Improving College-Level Critical Thinking Skills

By Sara Rathburn

"We should be teaching students how to think. Instead,
we are teaching them what to think.
- Clement and Lochhead, 1979

While critical thinking encompasses many components, in general it refers to the ability to think effectively about a subject, to properly understand and evaluate material, and to make reasonable decisions.

People who think critically have the ability to ask appropriate questions, gather relevant information, sort efficiently and creatively through information, reason logically with it, and come to reliable and trustworthy conclusions about the material, problem, or situation in question (van Gelder, 2005).

How can we help our students learn and/or improve their critical thinking skills? First, they must engage in the activity itself. Some suggested activities include:

  1. Reading: Assign persuasive essays, articles, and other readings that force students to evaluate various forms of material.
  2. Writing: Assign written responses to assigned reading material in which questions must be answered, logical reasoning and analytical understanding demonstrated, and reasonable conclusions drawn.
☆ ☆ ☆ ☆ ☆
Written exercise 1> In the piece on critical thinking, who is credited with the opening quotation, and in what year?
☆ ☆ ☆ ☆ ☆
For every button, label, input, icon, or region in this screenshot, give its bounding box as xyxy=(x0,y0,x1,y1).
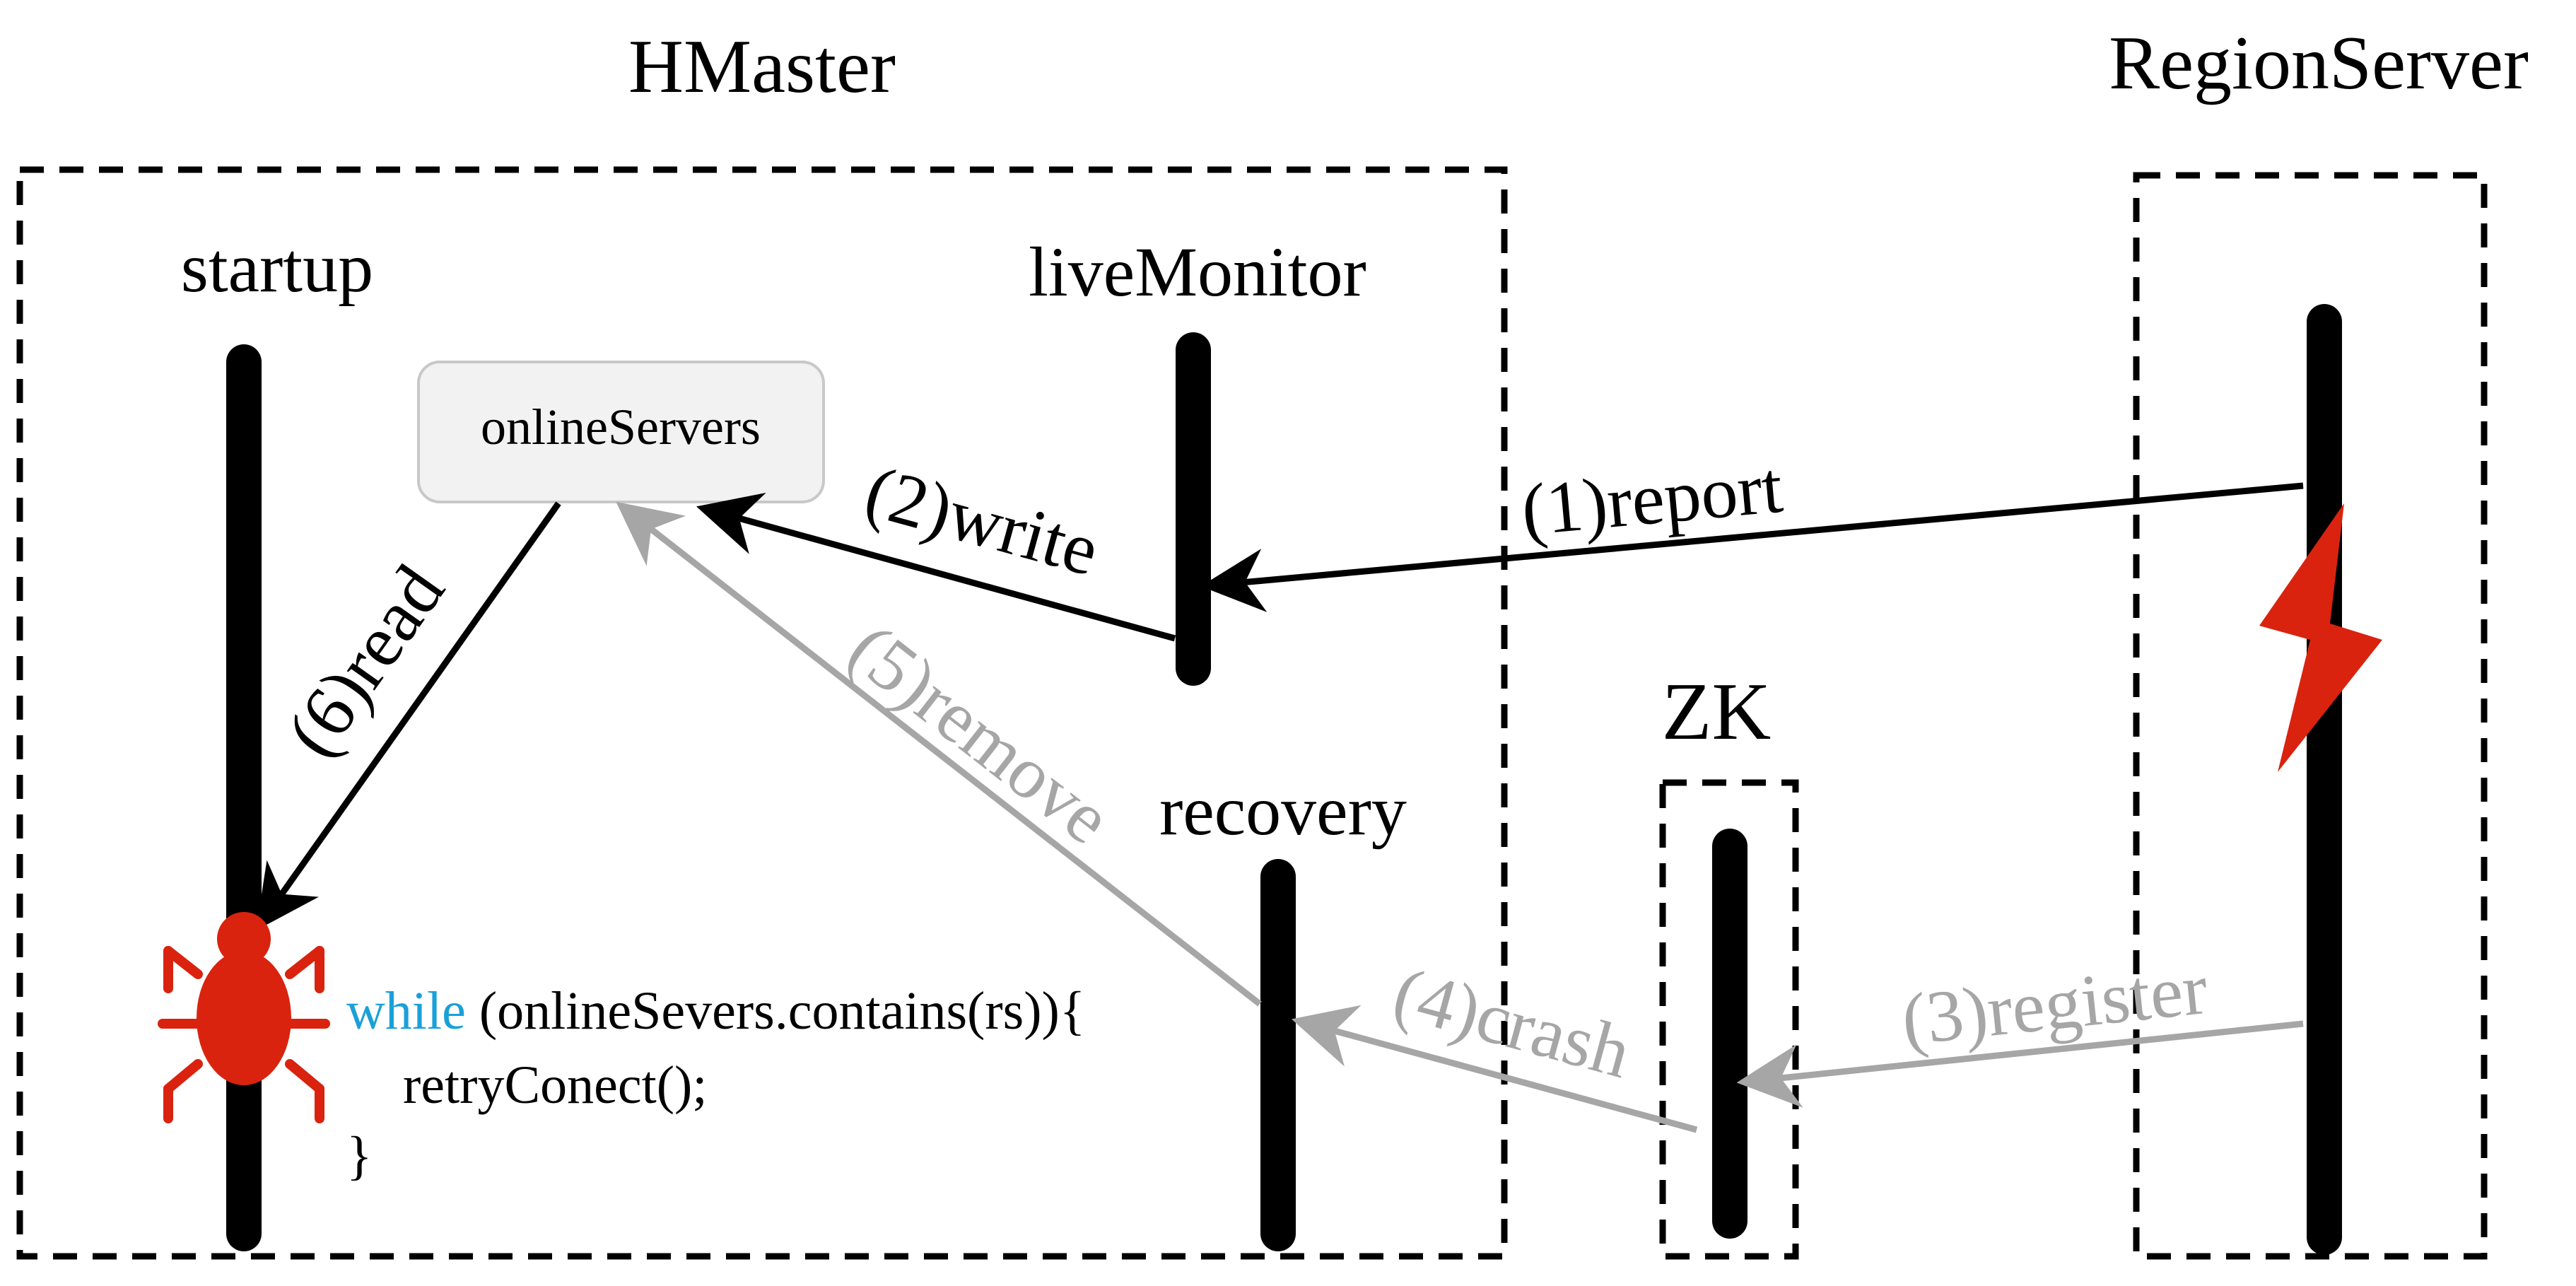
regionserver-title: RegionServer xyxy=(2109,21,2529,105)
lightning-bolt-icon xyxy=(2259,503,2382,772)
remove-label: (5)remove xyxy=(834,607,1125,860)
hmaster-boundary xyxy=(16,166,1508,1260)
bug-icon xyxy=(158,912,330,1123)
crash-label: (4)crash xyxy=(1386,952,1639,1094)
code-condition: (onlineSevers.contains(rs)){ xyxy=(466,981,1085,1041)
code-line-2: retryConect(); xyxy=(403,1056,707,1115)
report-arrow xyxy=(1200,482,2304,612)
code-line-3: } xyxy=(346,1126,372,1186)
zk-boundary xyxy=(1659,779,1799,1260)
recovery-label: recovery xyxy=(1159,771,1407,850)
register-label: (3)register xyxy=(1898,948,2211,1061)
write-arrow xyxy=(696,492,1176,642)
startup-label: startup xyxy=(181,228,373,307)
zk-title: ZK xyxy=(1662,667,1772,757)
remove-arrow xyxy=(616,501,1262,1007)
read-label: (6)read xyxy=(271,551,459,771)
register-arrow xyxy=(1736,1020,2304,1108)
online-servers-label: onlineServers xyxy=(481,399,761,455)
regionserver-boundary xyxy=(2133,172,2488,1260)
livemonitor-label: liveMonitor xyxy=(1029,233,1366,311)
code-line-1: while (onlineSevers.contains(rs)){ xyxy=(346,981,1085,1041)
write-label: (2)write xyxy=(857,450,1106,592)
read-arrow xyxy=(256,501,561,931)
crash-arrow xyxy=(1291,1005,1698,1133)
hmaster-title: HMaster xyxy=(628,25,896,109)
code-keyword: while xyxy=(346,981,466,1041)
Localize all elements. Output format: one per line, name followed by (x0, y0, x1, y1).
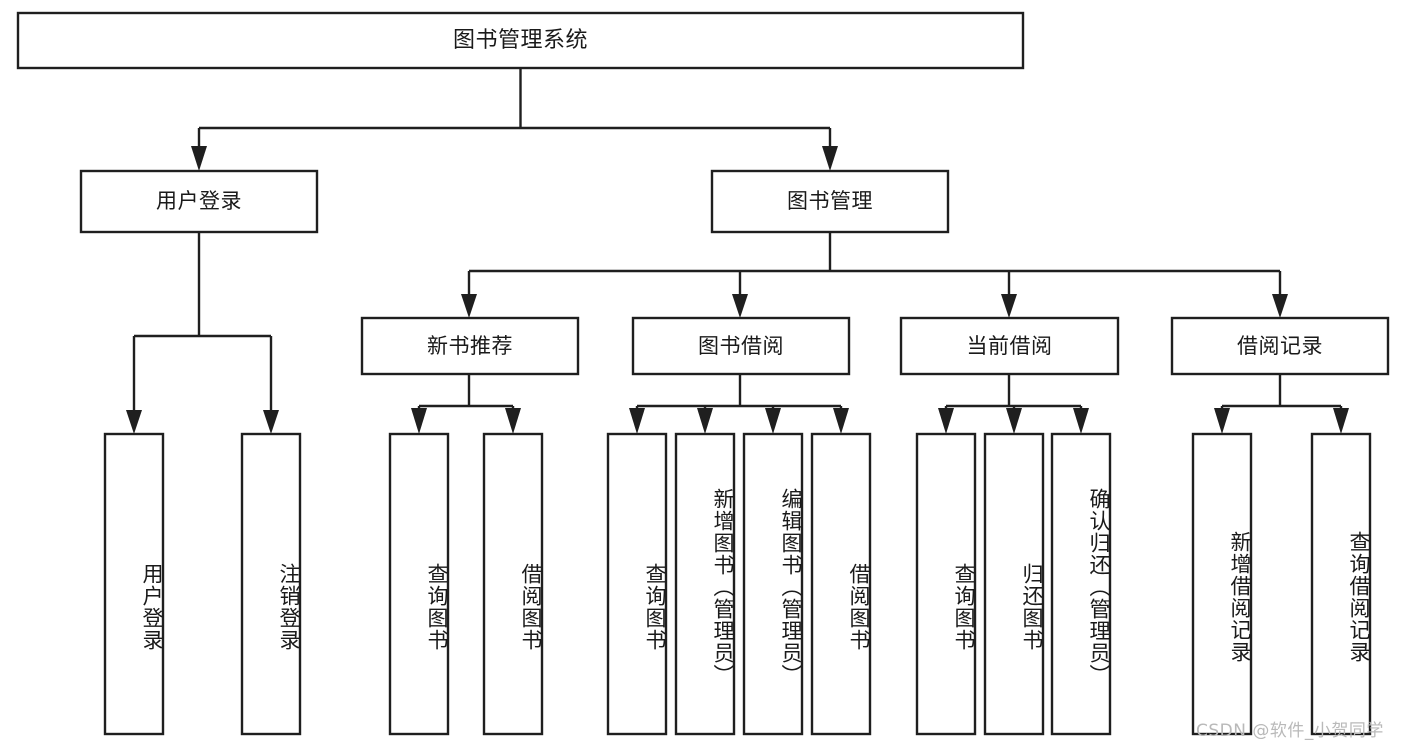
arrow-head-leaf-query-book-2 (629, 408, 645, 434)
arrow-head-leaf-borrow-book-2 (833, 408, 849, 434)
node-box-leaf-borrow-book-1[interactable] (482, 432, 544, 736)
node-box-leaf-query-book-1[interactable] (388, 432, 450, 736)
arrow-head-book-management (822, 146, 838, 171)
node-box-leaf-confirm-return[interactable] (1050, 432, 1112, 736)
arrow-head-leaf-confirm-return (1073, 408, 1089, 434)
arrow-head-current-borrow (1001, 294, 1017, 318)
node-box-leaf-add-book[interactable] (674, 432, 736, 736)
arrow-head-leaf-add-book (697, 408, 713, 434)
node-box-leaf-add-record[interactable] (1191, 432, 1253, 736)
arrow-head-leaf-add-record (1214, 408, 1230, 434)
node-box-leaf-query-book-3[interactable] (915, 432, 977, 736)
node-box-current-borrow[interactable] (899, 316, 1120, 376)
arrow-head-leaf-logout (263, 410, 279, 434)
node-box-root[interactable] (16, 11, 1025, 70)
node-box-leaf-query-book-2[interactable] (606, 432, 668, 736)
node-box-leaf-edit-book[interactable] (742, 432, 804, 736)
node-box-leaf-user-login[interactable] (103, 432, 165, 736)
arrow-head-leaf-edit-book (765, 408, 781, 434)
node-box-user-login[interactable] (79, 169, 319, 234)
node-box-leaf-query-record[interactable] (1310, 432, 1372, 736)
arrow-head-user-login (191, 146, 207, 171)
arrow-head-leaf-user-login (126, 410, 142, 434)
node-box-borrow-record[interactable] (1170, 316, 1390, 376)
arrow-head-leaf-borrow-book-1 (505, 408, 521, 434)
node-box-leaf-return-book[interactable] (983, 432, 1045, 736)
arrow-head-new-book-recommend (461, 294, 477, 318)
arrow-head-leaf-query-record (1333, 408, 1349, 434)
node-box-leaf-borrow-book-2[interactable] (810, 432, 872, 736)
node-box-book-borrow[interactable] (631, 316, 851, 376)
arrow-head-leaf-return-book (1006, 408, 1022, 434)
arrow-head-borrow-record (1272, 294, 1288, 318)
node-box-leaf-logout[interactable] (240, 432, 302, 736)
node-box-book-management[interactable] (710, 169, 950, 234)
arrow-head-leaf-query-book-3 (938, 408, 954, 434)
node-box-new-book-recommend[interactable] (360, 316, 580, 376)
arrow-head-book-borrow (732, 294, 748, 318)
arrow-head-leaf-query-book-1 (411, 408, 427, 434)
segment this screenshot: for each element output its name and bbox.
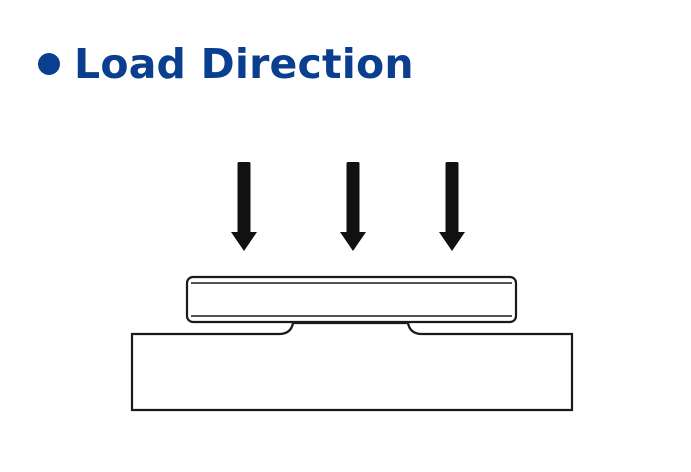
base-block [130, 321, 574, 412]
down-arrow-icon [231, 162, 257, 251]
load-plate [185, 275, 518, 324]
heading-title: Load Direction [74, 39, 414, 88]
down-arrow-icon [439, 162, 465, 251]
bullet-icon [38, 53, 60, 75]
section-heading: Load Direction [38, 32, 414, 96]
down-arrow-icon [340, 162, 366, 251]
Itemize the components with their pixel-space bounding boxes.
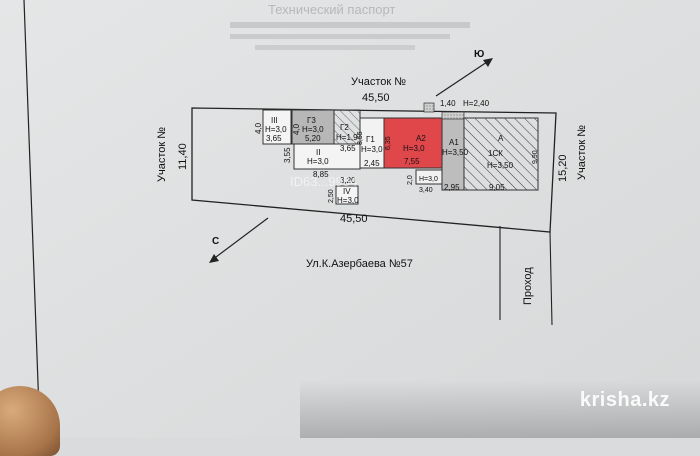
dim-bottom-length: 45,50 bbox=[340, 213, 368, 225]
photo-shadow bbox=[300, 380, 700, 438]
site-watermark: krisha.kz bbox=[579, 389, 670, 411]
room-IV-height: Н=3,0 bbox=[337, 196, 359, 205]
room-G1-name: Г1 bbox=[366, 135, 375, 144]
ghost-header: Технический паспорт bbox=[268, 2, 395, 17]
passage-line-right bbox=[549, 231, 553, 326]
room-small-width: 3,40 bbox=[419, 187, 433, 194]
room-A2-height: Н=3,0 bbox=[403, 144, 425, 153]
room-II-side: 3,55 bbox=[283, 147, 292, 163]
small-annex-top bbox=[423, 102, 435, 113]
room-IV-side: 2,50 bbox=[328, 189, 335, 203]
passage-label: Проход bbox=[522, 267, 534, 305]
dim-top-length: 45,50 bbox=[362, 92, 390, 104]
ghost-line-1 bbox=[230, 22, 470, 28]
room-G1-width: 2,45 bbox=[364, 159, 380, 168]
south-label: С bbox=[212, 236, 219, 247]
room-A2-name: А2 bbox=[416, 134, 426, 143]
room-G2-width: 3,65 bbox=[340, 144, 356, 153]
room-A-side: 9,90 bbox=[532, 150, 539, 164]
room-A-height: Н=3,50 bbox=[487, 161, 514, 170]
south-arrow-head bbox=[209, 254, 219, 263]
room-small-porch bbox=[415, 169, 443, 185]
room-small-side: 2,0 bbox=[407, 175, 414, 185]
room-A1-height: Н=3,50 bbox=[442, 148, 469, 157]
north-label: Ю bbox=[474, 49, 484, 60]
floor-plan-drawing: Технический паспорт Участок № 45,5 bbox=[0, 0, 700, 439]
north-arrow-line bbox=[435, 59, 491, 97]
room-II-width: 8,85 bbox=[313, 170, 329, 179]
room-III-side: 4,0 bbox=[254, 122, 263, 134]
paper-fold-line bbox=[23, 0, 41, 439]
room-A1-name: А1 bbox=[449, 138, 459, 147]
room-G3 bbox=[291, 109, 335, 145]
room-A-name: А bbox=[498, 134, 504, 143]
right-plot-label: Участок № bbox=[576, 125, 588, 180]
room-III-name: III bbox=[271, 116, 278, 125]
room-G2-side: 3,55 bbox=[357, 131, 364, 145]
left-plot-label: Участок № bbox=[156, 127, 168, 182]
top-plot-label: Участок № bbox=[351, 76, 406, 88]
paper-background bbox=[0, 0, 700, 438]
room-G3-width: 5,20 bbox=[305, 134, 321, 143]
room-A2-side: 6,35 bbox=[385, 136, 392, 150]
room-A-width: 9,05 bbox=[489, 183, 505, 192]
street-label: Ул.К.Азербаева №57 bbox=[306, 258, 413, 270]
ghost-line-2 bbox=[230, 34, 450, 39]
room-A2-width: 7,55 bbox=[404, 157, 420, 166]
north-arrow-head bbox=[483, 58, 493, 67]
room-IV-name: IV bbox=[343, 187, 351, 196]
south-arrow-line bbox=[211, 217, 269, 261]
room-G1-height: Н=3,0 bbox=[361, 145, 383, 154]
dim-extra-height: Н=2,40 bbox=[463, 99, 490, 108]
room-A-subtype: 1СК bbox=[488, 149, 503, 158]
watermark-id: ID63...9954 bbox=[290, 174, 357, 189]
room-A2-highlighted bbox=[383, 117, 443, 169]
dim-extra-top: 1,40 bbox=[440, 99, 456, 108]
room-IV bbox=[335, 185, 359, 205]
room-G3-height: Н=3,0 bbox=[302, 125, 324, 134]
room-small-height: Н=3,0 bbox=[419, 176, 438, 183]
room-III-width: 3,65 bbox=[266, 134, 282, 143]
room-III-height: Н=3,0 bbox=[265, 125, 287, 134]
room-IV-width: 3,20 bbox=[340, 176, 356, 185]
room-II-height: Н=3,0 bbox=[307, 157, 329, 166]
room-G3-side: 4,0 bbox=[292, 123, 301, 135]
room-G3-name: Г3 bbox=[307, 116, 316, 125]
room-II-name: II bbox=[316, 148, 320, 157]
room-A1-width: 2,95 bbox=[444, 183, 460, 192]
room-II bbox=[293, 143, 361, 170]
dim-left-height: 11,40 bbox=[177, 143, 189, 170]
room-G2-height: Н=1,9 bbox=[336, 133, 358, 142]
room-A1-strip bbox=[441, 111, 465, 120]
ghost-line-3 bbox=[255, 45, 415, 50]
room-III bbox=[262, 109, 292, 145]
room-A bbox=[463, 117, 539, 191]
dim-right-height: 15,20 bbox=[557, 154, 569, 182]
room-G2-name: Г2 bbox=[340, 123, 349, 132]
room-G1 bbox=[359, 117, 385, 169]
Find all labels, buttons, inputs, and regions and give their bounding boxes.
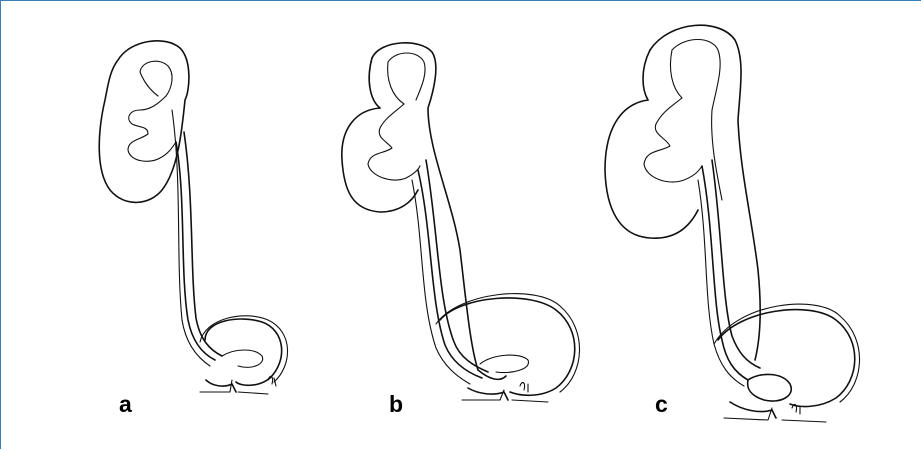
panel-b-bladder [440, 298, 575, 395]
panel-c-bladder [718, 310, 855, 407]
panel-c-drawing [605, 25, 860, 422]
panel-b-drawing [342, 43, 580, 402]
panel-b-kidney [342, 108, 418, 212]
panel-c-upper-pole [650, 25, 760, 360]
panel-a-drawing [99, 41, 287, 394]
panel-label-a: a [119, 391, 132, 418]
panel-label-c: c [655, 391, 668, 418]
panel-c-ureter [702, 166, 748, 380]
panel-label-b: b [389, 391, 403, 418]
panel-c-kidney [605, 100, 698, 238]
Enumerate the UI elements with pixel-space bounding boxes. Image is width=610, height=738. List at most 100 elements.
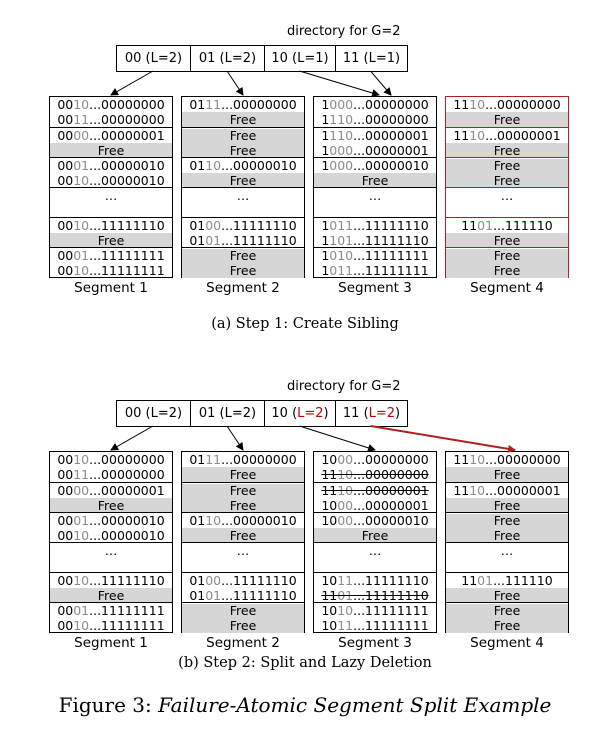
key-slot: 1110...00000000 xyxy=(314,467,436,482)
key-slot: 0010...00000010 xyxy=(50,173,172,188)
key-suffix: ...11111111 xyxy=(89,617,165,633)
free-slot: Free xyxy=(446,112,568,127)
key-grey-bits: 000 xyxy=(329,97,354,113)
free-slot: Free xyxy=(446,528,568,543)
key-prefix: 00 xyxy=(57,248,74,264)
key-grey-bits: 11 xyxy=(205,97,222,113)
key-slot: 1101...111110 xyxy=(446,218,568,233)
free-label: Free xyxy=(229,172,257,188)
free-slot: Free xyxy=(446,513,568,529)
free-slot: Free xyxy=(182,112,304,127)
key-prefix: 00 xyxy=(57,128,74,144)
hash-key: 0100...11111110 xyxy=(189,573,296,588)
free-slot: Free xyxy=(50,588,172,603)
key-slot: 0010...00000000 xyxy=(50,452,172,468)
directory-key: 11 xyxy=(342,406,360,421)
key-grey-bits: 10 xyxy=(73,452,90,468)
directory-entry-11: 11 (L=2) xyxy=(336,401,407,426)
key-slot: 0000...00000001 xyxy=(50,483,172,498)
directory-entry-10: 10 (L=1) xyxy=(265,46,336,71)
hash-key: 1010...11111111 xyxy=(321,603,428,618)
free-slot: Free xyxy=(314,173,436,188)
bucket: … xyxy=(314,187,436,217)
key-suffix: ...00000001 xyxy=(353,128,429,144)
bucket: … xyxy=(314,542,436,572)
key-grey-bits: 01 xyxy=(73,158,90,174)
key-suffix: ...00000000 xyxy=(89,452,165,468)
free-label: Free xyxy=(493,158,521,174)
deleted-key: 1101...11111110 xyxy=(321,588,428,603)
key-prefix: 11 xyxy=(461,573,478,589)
☆ ☆ ☆ ☆ ☆
Written exercise 2> From the records, transcribe the line that contains "base-block [130, 321, 574, 412]" through the line that contains "Itemize the components", including both of those lines.

Output 1> Clement and Lochhead, in 1979.

Output 2>
base-block [130, 321, 574, 412]
down-arrow-icon [231, 162, 257, 251]
load-plate [185, 275, 518, 324]
heading-title: Load Direction [74, 39, 414, 88]
down-arrow-icon [439, 162, 465, 251]
bullet-icon [38, 53, 60, 75]
section-heading: Load Direction [38, 32, 414, 96]
down-arrow-icon [340, 162, 366, 251]
Itemize the components with their pixel-space bounding boxes.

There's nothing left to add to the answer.